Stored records
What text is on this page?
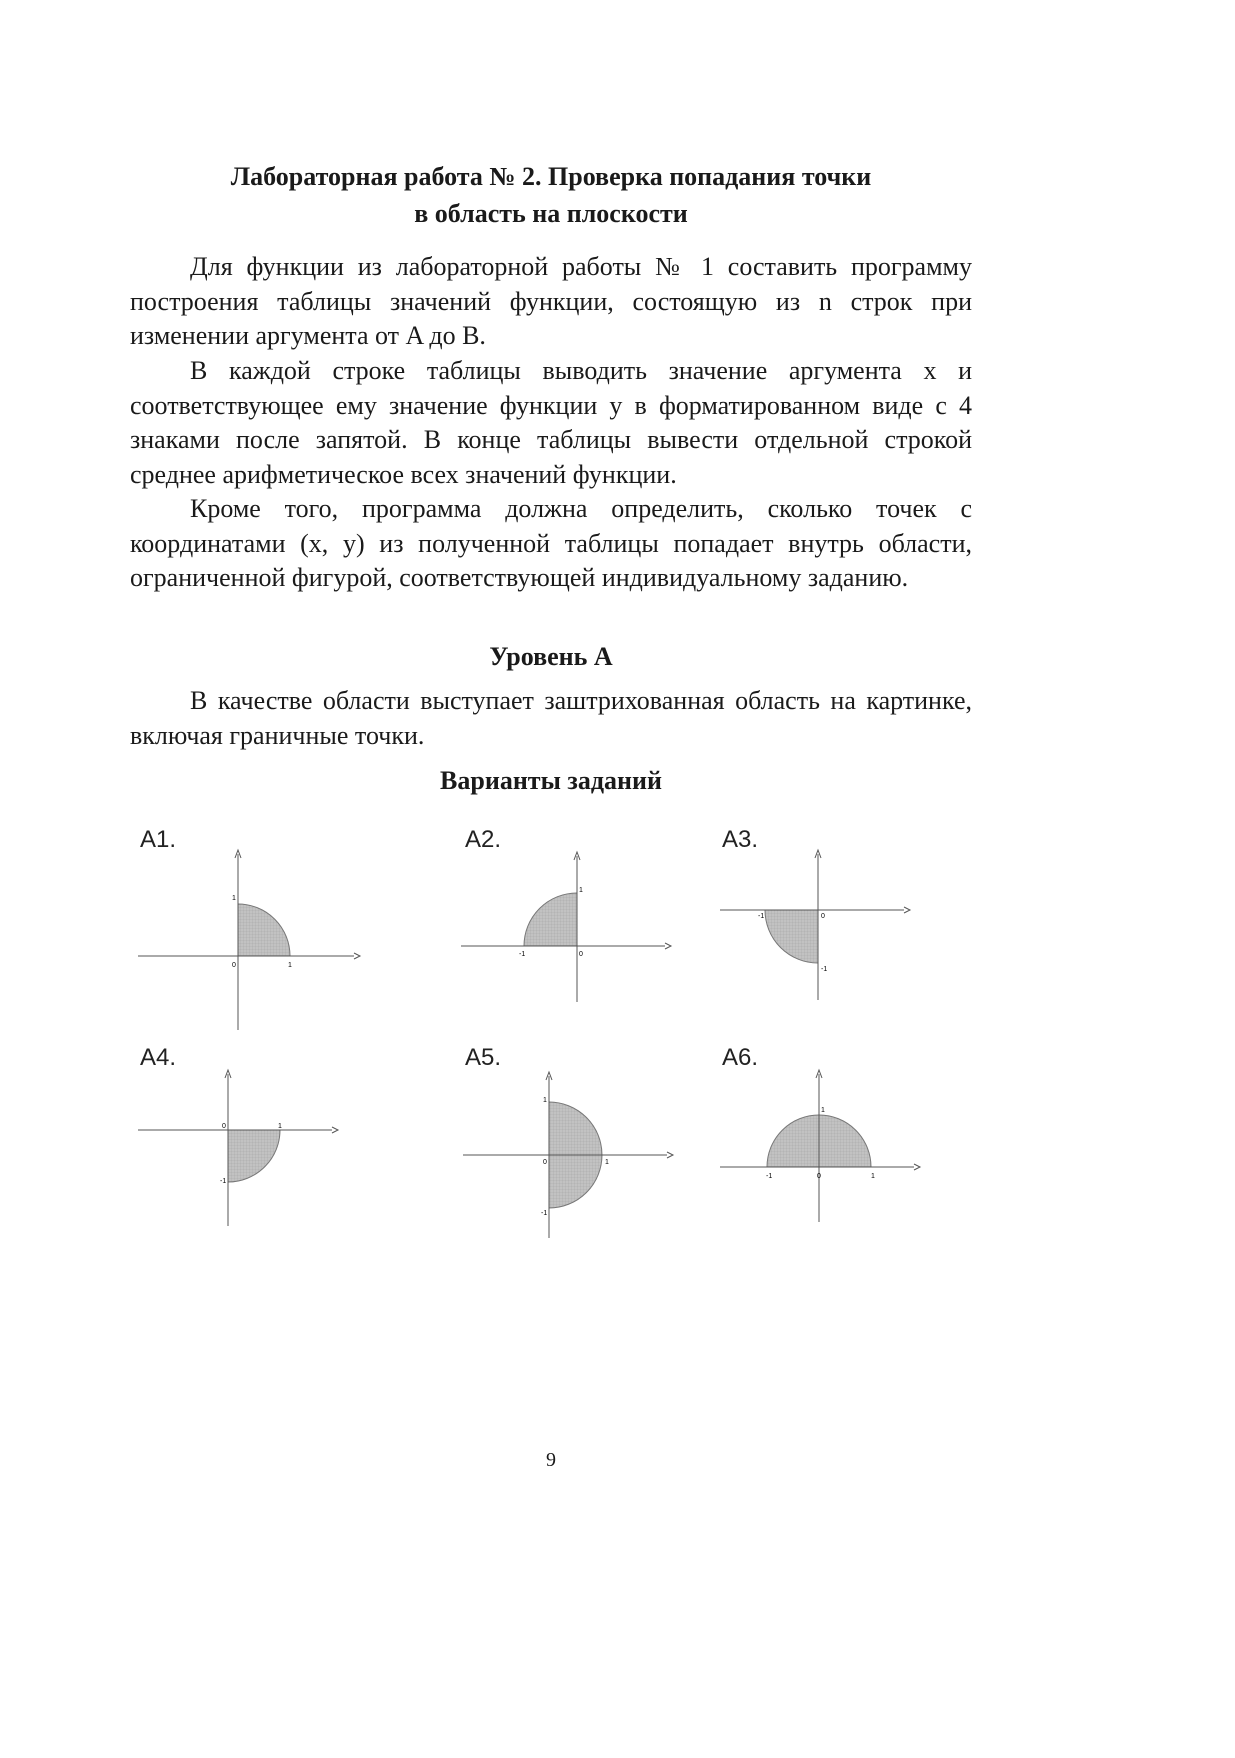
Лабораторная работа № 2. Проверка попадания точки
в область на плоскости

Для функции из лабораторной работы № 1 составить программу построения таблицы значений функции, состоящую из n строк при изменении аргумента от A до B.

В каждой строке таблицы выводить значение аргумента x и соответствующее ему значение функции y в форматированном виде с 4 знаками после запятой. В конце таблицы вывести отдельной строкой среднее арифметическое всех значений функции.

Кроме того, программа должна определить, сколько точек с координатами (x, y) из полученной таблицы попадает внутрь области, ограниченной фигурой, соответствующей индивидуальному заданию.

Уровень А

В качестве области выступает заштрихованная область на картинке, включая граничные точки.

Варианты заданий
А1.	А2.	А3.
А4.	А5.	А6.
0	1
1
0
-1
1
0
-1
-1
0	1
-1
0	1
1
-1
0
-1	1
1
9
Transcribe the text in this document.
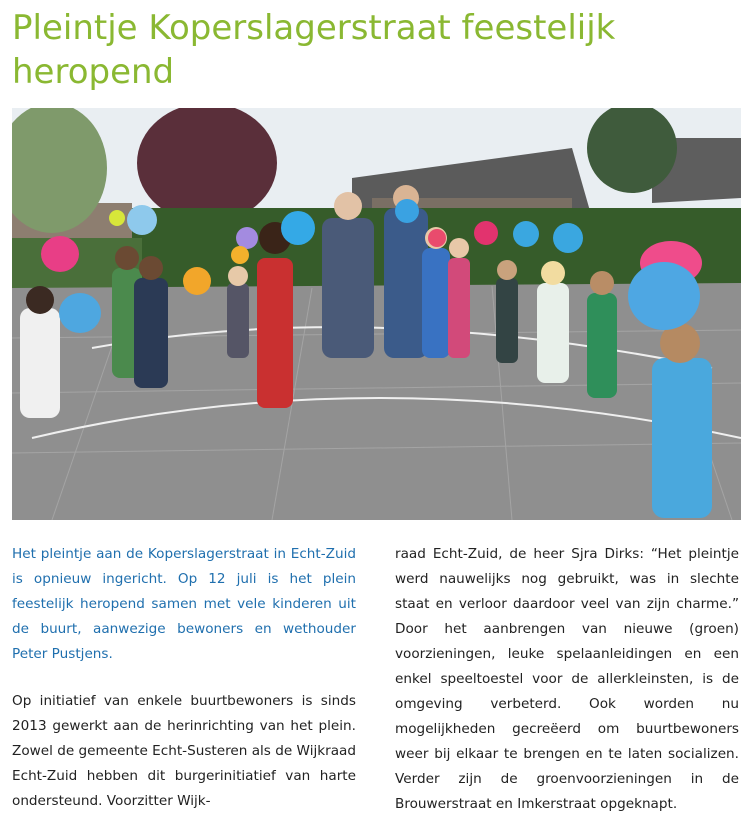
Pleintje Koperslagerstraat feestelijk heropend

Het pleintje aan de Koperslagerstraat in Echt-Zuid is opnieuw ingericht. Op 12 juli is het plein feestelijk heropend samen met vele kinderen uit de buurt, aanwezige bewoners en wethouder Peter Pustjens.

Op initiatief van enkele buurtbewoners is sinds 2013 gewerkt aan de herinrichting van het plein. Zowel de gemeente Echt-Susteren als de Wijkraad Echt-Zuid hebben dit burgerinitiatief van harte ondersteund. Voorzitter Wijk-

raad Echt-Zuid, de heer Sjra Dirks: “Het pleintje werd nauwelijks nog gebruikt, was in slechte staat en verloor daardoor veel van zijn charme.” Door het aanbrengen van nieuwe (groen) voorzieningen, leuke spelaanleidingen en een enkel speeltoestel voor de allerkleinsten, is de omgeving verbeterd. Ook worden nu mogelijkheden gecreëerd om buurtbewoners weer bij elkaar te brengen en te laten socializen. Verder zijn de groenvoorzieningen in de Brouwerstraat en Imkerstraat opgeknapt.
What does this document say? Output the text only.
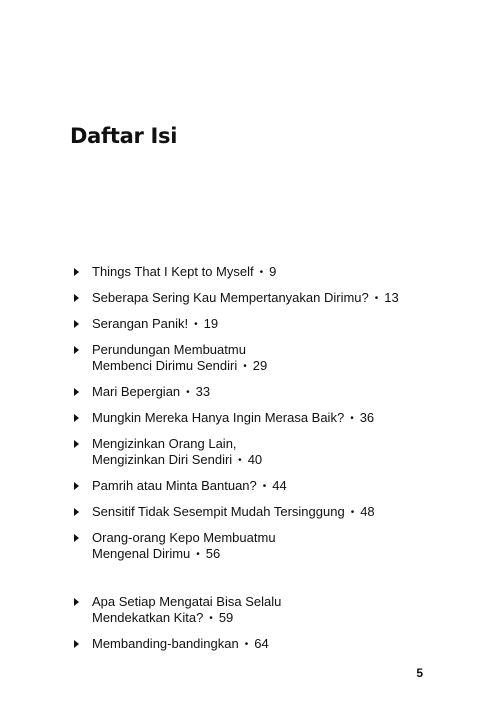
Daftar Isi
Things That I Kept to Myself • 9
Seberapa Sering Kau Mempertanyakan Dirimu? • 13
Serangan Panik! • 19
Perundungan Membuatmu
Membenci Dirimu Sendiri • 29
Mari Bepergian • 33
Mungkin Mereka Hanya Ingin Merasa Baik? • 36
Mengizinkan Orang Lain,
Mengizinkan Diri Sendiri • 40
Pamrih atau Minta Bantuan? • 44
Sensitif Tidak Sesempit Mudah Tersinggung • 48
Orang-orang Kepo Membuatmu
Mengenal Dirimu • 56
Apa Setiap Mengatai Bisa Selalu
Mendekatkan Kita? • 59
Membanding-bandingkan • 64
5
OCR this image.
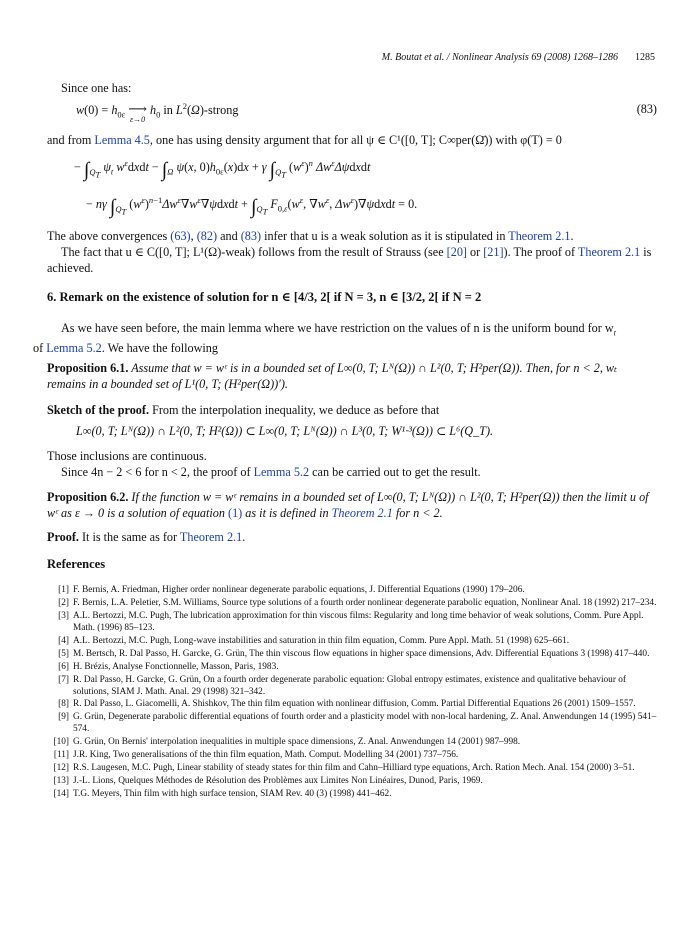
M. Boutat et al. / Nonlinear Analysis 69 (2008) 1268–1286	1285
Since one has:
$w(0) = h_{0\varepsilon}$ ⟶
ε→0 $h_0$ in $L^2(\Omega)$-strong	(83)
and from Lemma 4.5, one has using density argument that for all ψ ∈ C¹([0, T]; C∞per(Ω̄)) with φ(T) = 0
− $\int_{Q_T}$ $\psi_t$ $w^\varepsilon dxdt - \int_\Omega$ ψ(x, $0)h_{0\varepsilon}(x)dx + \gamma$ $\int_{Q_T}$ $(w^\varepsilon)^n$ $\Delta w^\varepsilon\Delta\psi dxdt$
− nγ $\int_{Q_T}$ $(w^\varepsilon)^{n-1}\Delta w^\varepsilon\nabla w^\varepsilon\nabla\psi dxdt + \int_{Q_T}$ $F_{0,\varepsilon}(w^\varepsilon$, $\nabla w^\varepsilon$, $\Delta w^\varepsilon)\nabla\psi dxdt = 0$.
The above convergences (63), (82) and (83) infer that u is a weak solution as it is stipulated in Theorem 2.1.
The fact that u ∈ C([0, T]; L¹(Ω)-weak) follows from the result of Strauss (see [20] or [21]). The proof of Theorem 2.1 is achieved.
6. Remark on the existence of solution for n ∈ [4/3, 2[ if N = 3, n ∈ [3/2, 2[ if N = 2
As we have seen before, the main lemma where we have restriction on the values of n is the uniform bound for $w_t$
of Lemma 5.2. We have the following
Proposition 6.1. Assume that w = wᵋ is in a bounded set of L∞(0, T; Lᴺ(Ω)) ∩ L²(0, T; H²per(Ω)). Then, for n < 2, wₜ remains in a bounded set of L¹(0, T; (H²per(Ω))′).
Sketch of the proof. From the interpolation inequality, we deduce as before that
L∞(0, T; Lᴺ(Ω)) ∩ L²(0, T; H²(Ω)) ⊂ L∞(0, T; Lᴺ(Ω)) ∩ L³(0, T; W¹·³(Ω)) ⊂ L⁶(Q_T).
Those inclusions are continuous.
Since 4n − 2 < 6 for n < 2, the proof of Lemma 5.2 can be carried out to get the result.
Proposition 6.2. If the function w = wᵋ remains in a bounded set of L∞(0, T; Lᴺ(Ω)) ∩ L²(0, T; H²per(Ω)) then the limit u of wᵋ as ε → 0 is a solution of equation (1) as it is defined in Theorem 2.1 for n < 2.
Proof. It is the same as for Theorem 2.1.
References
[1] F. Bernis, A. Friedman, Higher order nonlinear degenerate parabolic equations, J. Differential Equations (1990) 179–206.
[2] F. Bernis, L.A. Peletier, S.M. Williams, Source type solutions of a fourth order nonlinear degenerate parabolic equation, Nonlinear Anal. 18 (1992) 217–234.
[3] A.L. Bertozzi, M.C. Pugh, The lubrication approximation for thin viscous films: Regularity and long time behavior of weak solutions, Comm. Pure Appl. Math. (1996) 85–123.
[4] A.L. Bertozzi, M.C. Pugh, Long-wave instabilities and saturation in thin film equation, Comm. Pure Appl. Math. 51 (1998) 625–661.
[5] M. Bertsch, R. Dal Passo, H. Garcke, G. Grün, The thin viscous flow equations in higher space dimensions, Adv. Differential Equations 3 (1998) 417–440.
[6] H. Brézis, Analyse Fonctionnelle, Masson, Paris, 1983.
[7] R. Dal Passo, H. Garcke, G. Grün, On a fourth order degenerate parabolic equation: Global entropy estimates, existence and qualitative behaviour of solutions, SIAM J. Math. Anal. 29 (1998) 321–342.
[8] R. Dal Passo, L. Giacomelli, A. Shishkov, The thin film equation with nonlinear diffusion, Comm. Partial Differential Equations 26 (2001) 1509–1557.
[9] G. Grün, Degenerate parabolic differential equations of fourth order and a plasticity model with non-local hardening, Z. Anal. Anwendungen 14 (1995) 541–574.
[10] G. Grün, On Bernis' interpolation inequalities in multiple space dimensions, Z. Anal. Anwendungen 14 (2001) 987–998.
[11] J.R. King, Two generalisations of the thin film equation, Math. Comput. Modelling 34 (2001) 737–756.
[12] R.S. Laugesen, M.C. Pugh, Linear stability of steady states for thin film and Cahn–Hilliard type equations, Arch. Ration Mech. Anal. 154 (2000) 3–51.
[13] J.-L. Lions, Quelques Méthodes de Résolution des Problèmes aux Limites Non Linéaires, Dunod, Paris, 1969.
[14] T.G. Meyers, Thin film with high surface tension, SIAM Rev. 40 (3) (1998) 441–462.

**REQUIREMENTS**
Give the data again exactly as written, with all pictures left out.

**TASK RESPONSE**
What text is on this page?
Лабораторная работа № 2. Проверка попадания точки
в область на плоскости

Для функции из лабораторной работы № 1 составить программу построения таблицы значений функции, состоящую из n строк при изменении аргумента от A до B.

В каждой строке таблицы выводить значение аргумента x и соответствующее ему значение функции y в форматированном виде с 4 знаками после запятой. В конце таблицы вывести отдельной строкой среднее арифметическое всех значений функции.

Кроме того, программа должна определить, сколько точек с координатами (x, y) из полученной таблицы попадает внутрь области, ограниченной фигурой, соответствующей индивидуальному заданию.

Уровень А

В качестве области выступает заштрихованная область на картинке, включая граничные точки.

Варианты заданий
А1.	А2.	А3.
А4.	А5.	А6.
0	1
1
0
-1
1
0
-1
-1
0	1
-1
0	1
1
-1
0
-1	1
1
9
Transcribe the text in this document.
Pleintje Koperslagerstraat feestelijk heropend

Het pleintje aan de Koperslagerstraat in Echt-Zuid is opnieuw ingericht. Op 12 juli is het plein feestelijk heropend samen met vele kinderen uit de buurt, aanwezige bewoners en wethouder Peter Pustjens.

Op initiatief van enkele buurtbewoners is sinds 2013 gewerkt aan de herinrichting van het plein. Zowel de gemeente Echt-Susteren als de Wijkraad Echt-Zuid hebben dit burgerinitiatief van harte ondersteund. Voorzitter Wijk-

raad Echt-Zuid, de heer Sjra Dirks: “Het pleintje werd nauwelijks nog gebruikt, was in slechte staat en verloor daardoor veel van zijn charme.” Door het aanbrengen van nieuwe (groen) voorzieningen, leuke spelaanleidingen en een enkel speeltoestel voor de allerkleinsten, is de omgeving verbeterd. Ook worden nu mogelijkheden gecreëerd om buurtbewoners weer bij elkaar te brengen en te laten socializen. Verder zijn de groenvoorzieningen in de Brouwerstraat en Imkerstraat opgeknapt.
What does this document say? Output the text only.
Daftar Isi
Things That I Kept to Myself • 9
Seberapa Sering Kau Mempertanyakan Dirimu? • 13
Serangan Panik! • 19
Perundungan Membuatmu
Membenci Dirimu Sendiri • 29
Mari Bepergian • 33
Mungkin Mereka Hanya Ingin Merasa Baik? • 36
Mengizinkan Orang Lain,
Mengizinkan Diri Sendiri • 40
Pamrih atau Minta Bantuan? • 44
Sensitif Tidak Sesempit Mudah Tersinggung • 48
Orang-orang Kepo Membuatmu
Mengenal Dirimu • 56
Apa Setiap Mengatai Bisa Selalu
Mendekatkan Kita? • 59
Membanding-bandingkan • 64
5
OCR this image.
M. Boutat et al. / Nonlinear Analysis 69 (2008) 1268–1286	1285
Since one has:
$w(0) = h_{0\varepsilon}$ ⟶
ε→0 $h_0$ in $L^2(\Omega)$-strong	(83)
and from Lemma 4.5, one has using density argument that for all ψ ∈ C¹([0, T]; C∞per(Ω̄)) with φ(T) = 0
− $\int_{Q_T}$ $\psi_t$ $w^\varepsilon dxdt - \int_\Omega$ ψ(x, $0)h_{0\varepsilon}(x)dx + \gamma$ $\int_{Q_T}$ $(w^\varepsilon)^n$ $\Delta w^\varepsilon\Delta\psi dxdt$
− nγ $\int_{Q_T}$ $(w^\varepsilon)^{n-1}\Delta w^\varepsilon\nabla w^\varepsilon\nabla\psi dxdt + \int_{Q_T}$ $F_{0,\varepsilon}(w^\varepsilon$, $\nabla w^\varepsilon$, $\Delta w^\varepsilon)\nabla\psi dxdt = 0$.
The above convergences (63), (82) and (83) infer that u is a weak solution as it is stipulated in Theorem 2.1.
The fact that u ∈ C([0, T]; L¹(Ω)-weak) follows from the result of Strauss (see [20] or [21]). The proof of Theorem 2.1 is achieved.
6. Remark on the existence of solution for n ∈ [4/3, 2[ if N = 3, n ∈ [3/2, 2[ if N = 2
As we have seen before, the main lemma where we have restriction on the values of n is the uniform bound for $w_t$
of Lemma 5.2. We have the following
Proposition 6.1. Assume that w = wᵋ is in a bounded set of L∞(0, T; Lᴺ(Ω)) ∩ L²(0, T; H²per(Ω)). Then, for n < 2, wₜ remains in a bounded set of L¹(0, T; (H²per(Ω))′).
Sketch of the proof. From the interpolation inequality, we deduce as before that
L∞(0, T; Lᴺ(Ω)) ∩ L²(0, T; H²(Ω)) ⊂ L∞(0, T; Lᴺ(Ω)) ∩ L³(0, T; W¹·³(Ω)) ⊂ L⁶(Q_T).
Those inclusions are continuous.
Since 4n − 2 < 6 for n < 2, the proof of Lemma 5.2 can be carried out to get the result.
Proposition 6.2. If the function w = wᵋ remains in a bounded set of L∞(0, T; Lᴺ(Ω)) ∩ L²(0, T; H²per(Ω)) then the limit u of wᵋ as ε → 0 is a solution of equation (1) as it is defined in Theorem 2.1 for n < 2.
Proof. It is the same as for Theorem 2.1.
References
[1] F. Bernis, A. Friedman, Higher order nonlinear degenerate parabolic equations, J. Differential Equations (1990) 179–206.
[2] F. Bernis, L.A. Peletier, S.M. Williams, Source type solutions of a fourth order nonlinear degenerate parabolic equation, Nonlinear Anal. 18 (1992) 217–234.
[3] A.L. Bertozzi, M.C. Pugh, The lubrication approximation for thin viscous films: Regularity and long time behavior of weak solutions, Comm. Pure Appl. Math. (1996) 85–123.
[4] A.L. Bertozzi, M.C. Pugh, Long-wave instabilities and saturation in thin film equation, Comm. Pure Appl. Math. 51 (1998) 625–661.
[5] M. Bertsch, R. Dal Passo, H. Garcke, G. Grün, The thin viscous flow equations in higher space dimensions, Adv. Differential Equations 3 (1998) 417–440.
[6] H. Brézis, Analyse Fonctionnelle, Masson, Paris, 1983.
[7] R. Dal Passo, H. Garcke, G. Grün, On a fourth order degenerate parabolic equation: Global entropy estimates, existence and qualitative behaviour of solutions, SIAM J. Math. Anal. 29 (1998) 321–342.
[8] R. Dal Passo, L. Giacomelli, A. Shishkov, The thin film equation with nonlinear diffusion, Comm. Partial Differential Equations 26 (2001) 1509–1557.
[9] G. Grün, Degenerate parabolic differential equations of fourth order and a plasticity model with non-local hardening, Z. Anal. Anwendungen 14 (1995) 541–574.
[10] G. Grün, On Bernis' interpolation inequalities in multiple space dimensions, Z. Anal. Anwendungen 14 (2001) 987–998.
[11] J.R. King, Two generalisations of the thin film equation, Math. Comput. Modelling 34 (2001) 737–756.
[12] R.S. Laugesen, M.C. Pugh, Linear stability of steady states for thin film and Cahn–Hilliard type equations, Arch. Ration Mech. Anal. 154 (2000) 3–51.
[13] J.-L. Lions, Quelques Méthodes de Résolution des Problèmes aux Limites Non Linéaires, Dunod, Paris, 1969.
[14] T.G. Meyers, Thin film with high surface tension, SIAM Rev. 40 (3) (1998) 441–462.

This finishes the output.